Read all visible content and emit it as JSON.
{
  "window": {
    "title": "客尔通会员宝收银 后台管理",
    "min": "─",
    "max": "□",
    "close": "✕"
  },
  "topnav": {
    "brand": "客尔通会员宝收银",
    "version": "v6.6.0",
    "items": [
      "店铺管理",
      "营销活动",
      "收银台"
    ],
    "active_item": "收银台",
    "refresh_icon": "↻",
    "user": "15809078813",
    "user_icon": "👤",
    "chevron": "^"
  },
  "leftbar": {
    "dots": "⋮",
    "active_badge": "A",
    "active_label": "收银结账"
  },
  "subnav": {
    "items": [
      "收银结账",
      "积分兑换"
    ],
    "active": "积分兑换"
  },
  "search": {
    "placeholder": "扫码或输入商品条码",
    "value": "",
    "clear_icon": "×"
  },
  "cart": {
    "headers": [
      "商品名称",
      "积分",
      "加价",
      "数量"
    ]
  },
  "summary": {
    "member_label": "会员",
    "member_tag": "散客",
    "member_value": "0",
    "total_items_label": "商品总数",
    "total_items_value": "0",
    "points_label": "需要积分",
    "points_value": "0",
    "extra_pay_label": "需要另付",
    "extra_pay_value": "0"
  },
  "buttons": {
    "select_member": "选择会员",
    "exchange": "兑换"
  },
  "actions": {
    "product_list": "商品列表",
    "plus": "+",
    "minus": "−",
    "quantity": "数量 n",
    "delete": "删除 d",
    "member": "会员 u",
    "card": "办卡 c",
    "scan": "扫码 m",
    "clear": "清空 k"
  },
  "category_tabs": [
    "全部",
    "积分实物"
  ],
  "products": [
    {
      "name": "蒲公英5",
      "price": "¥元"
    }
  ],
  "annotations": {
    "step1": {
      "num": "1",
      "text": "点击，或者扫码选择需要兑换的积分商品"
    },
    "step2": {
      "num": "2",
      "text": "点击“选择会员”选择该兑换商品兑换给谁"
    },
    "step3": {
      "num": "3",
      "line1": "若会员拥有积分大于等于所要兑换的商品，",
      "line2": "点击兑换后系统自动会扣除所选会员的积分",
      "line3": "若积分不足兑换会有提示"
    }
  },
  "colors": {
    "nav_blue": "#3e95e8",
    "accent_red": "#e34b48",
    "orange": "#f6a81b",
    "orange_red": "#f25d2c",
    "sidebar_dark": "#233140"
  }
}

===

Instruction
Output the full listing without altering anything.

Result for this exercise
Read all visible content and emit it as JSON.
{
  "window": {
    "title": "客尔通会员宝收银 后台管理",
    "min": "─",
    "max": "□",
    "close": "✕"
  },
  "topnav": {
    "brand": "客尔通会员宝收银",
    "version": "v6.6.0",
    "items": [
      "店铺管理",
      "营销活动",
      "收银台"
    ],
    "active_item": "收银台",
    "refresh_icon": "↻",
    "user": "15809078813",
    "user_icon": "👤",
    "chevron": "^"
  },
  "leftbar": {
    "dots": "⋮",
    "active_badge": "A",
    "active_label": "收银结账"
  },
  "subnav": {
    "items": [
      "收银结账",
      "积分兑换"
    ],
    "active": "积分兑换"
  },
  "search": {
    "placeholder": "扫码或输入商品条码",
    "value": "",
    "clear_icon": "×"
  },
  "cart": {
    "headers": [
      "商品名称",
      "积分",
      "加价",
      "数量"
    ]
  },
  "summary": {
    "member_label": "会员",
    "member_tag": "散客",
    "member_value": "0",
    "total_items_label": "商品总数",
    "total_items_value": "0",
    "points_label": "需要积分",
    "points_value": "0",
    "extra_pay_label": "需要另付",
    "extra_pay_value": "0"
  },
  "buttons": {
    "select_member": "选择会员",
    "exchange": "兑换"
  },
  "actions": {
    "product_list": "商品列表",
    "plus": "+",
    "minus": "−",
    "quantity": "数量 n",
    "delete": "删除 d",
    "member": "会员 u",
    "card": "办卡 c",
    "scan": "扫码 m",
    "clear": "清空 k"
  },
  "category_tabs": [
    "全部",
    "积分实物"
  ],
  "products": [
    {
      "name": "蒲公英5",
      "price": "¥元"
    }
  ],
  "annotations": {
    "step1": {
      "num": "1",
      "text": "点击，或者扫码选择需要兑换的积分商品"
    },
    "step2": {
      "num": "2",
      "text": "点击“选择会员”选择该兑换商品兑换给谁"
    },
    "step3": {
      "num": "3",
      "line1": "若会员拥有积分大于等于所要兑换的商品，",
      "line2": "点击兑换后系统自动会扣除所选会员的积分",
      "line3": "若积分不足兑换会有提示"
    }
  },
  "colors": {
    "nav_blue": "#3e95e8",
    "accent_red": "#e34b48",
    "orange": "#f6a81b",
    "orange_red": "#f25d2c",
    "sidebar_dark": "#233140"
  }
}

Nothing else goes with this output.